[Extracted text]
↓

Thursday, November 4, 2010

This Is What Happens When You Prosecute a Senseless War on a Commodity

Although I had said that I was going to change the focus of this blog to more criminal justice issues, I haven't really done so to date, save adding the tagline "bellum medicamenti delenda est" to most of my blogposts. This is just crude Latin for "The Drug War Must End."

I have, however, focused my reading to more criminal justice and drug war issues. One of the blogs I read is El Blog Del Narco, a Spanish language blog that chronicles the drug war in Mexico--which, of course, is just America's drug war exported.

The blog is run anonymously, as one would expect when dealing with people who murder en masse with impunity. And not just simple murder: they make a spectacle of it. [N.B.: gruesome details of murders follow. Most links NSFW. ]

Take for example the latest entry: It's entitled "Fotos de ocho ejecutados en cd mante" which translates to "Pictures of Eight Beheaded [people] in Ciudad Mante, Tamaulipas."  The pics are as gruesome as they sound, yet having followed this blog for several weeks now, I can tell you it's not shocking to me anymore.

↑

[Data under study]

↓

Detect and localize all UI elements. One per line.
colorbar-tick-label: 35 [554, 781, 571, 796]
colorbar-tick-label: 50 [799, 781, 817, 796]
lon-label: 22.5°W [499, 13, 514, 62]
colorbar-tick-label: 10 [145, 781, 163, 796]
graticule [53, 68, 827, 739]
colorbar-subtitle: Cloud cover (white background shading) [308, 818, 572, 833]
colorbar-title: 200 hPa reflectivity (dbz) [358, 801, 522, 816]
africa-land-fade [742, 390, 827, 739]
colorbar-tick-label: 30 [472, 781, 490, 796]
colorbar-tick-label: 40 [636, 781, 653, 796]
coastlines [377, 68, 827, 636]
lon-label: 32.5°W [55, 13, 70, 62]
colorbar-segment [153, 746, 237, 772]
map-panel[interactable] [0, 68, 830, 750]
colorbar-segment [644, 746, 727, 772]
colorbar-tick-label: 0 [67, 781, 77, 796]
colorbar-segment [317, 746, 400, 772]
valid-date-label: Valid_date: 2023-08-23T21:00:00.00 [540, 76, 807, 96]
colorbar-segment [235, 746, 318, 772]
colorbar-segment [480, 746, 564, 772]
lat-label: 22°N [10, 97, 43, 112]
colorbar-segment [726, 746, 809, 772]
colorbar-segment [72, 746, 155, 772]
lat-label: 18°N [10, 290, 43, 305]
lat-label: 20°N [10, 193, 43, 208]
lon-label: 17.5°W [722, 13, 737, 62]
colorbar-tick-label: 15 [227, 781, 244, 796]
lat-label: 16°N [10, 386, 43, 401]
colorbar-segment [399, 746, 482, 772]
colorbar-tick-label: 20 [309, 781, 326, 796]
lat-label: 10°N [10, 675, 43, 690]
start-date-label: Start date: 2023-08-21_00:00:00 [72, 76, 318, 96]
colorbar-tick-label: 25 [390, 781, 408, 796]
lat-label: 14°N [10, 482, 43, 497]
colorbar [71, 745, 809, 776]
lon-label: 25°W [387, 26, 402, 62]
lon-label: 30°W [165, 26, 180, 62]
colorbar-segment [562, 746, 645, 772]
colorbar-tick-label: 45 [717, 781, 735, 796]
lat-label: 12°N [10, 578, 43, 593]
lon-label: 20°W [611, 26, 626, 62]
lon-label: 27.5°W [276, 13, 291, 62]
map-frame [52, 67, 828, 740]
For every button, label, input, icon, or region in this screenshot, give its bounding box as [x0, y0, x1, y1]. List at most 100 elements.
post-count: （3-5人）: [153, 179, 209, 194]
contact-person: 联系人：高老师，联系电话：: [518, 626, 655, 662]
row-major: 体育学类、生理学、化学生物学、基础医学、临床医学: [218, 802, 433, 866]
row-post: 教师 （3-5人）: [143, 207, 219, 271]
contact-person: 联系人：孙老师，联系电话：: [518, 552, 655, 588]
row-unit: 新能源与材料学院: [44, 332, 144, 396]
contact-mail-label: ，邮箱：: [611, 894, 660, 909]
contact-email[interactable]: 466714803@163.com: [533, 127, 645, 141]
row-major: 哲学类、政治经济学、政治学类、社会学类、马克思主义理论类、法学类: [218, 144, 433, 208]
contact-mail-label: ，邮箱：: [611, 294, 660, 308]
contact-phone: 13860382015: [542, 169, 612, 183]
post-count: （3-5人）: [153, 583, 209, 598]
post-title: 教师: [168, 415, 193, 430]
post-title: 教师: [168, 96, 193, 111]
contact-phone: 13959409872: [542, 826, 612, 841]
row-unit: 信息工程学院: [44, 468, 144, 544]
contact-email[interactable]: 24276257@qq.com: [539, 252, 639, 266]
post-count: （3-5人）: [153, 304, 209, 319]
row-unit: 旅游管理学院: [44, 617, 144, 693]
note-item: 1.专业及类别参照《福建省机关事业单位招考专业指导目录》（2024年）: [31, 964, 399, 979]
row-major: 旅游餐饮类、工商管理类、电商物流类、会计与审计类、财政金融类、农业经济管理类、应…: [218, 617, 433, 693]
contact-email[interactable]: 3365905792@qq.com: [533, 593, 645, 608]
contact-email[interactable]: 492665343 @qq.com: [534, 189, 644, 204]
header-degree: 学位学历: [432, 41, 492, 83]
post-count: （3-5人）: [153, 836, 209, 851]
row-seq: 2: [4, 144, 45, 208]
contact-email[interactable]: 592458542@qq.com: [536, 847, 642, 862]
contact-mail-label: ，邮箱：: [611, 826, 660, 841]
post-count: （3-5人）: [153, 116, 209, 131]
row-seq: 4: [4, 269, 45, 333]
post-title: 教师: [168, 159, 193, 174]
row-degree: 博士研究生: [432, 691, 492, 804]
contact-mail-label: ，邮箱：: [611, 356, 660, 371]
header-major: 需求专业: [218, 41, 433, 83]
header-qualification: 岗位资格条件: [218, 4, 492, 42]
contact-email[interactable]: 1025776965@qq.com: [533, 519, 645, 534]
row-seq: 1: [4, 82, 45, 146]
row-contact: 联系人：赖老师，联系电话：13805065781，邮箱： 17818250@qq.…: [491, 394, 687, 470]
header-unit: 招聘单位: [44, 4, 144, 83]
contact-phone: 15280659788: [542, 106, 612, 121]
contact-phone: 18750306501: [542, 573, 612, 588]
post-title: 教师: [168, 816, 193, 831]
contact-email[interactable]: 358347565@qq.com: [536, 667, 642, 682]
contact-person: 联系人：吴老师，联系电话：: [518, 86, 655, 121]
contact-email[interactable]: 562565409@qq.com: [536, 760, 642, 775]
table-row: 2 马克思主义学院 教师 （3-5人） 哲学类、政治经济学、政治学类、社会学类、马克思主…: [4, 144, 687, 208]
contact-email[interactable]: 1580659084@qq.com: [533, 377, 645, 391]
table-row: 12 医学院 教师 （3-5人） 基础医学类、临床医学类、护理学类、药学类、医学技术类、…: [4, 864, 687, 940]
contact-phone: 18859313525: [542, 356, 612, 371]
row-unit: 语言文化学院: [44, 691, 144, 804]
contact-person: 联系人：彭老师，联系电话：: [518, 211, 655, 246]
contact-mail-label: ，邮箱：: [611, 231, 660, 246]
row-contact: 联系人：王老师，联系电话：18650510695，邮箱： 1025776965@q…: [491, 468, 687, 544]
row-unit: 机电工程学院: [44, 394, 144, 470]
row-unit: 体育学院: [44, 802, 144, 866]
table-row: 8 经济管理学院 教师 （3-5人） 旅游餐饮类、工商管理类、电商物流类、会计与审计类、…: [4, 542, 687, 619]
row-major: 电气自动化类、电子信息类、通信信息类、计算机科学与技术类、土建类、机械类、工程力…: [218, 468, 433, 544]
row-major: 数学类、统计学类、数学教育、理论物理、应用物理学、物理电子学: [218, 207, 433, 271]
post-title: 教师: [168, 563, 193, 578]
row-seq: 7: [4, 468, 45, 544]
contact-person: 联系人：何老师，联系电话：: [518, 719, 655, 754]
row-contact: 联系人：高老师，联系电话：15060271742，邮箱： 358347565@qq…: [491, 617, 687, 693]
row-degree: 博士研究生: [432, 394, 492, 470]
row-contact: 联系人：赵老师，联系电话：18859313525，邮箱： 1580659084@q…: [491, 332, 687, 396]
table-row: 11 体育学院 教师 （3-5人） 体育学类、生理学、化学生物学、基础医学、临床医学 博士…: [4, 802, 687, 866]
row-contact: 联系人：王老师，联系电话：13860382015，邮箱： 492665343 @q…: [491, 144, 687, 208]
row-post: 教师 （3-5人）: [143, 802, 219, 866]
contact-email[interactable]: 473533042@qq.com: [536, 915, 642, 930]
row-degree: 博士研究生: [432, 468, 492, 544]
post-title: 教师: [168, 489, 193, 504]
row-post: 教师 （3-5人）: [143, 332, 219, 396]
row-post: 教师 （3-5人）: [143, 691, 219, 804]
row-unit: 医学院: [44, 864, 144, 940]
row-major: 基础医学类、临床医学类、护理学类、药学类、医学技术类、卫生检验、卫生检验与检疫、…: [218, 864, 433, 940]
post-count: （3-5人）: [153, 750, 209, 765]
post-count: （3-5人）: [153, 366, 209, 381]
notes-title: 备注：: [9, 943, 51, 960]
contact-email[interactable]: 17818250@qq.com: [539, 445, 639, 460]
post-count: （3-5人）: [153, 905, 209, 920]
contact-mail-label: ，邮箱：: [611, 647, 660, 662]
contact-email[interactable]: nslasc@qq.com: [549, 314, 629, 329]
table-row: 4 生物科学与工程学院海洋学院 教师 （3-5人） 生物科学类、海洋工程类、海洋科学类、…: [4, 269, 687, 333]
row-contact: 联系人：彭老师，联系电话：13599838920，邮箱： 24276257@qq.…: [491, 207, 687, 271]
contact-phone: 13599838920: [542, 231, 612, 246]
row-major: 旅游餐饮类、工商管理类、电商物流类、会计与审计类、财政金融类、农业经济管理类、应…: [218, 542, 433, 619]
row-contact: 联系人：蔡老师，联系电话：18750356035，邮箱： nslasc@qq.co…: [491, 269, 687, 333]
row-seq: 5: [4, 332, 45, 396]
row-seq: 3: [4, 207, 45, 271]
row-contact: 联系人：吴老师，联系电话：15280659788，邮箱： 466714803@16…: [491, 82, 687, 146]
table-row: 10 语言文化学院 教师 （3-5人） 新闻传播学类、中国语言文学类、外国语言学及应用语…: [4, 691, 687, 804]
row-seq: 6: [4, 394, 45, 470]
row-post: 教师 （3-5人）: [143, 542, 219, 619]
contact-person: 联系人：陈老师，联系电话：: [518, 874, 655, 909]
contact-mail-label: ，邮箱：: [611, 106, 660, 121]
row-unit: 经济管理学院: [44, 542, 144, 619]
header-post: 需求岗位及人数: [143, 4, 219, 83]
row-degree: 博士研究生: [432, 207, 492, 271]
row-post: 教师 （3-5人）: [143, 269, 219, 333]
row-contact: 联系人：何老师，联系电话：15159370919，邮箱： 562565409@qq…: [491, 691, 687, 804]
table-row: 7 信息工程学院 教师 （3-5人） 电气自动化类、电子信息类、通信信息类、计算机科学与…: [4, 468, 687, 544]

↑

[Task directions]
Copy out the entire blog post about the drug war in Mexico, word for word. The entries are unrelated to the blog post and stand on their own.

[Answer to this exercise]
Thursday, November 4, 2010

This Is What Happens When You Prosecute a Senseless War on a Commodity

Although I had said that I was going to change the focus of this blog to more criminal justice issues, I haven't really done so to date, save adding the tagline "bellum medicamenti delenda est" to most of my blogposts. This is just crude Latin for "The Drug War Must End."

I have, however, focused my reading to more criminal justice and drug war issues. One of the blogs I read is El Blog Del Narco, a Spanish language blog that chronicles the drug war in Mexico--which, of course, is just America's drug war exported.

The blog is run anonymously, as one would expect when dealing with people who murder en masse with impunity. And not just simple murder: they make a spectacle of it. [N.B.: gruesome details of murders follow. Most links NSFW. ]

Take for example the latest entry: It's entitled "Fotos de ocho ejecutados en cd mante" which translates to "Pictures of Eight Beheaded [people] in Ciudad Mante, Tamaulipas."  The pics are as gruesome as they sound, yet having followed this blog for several weeks now, I can tell you it's not shocking to me anymore.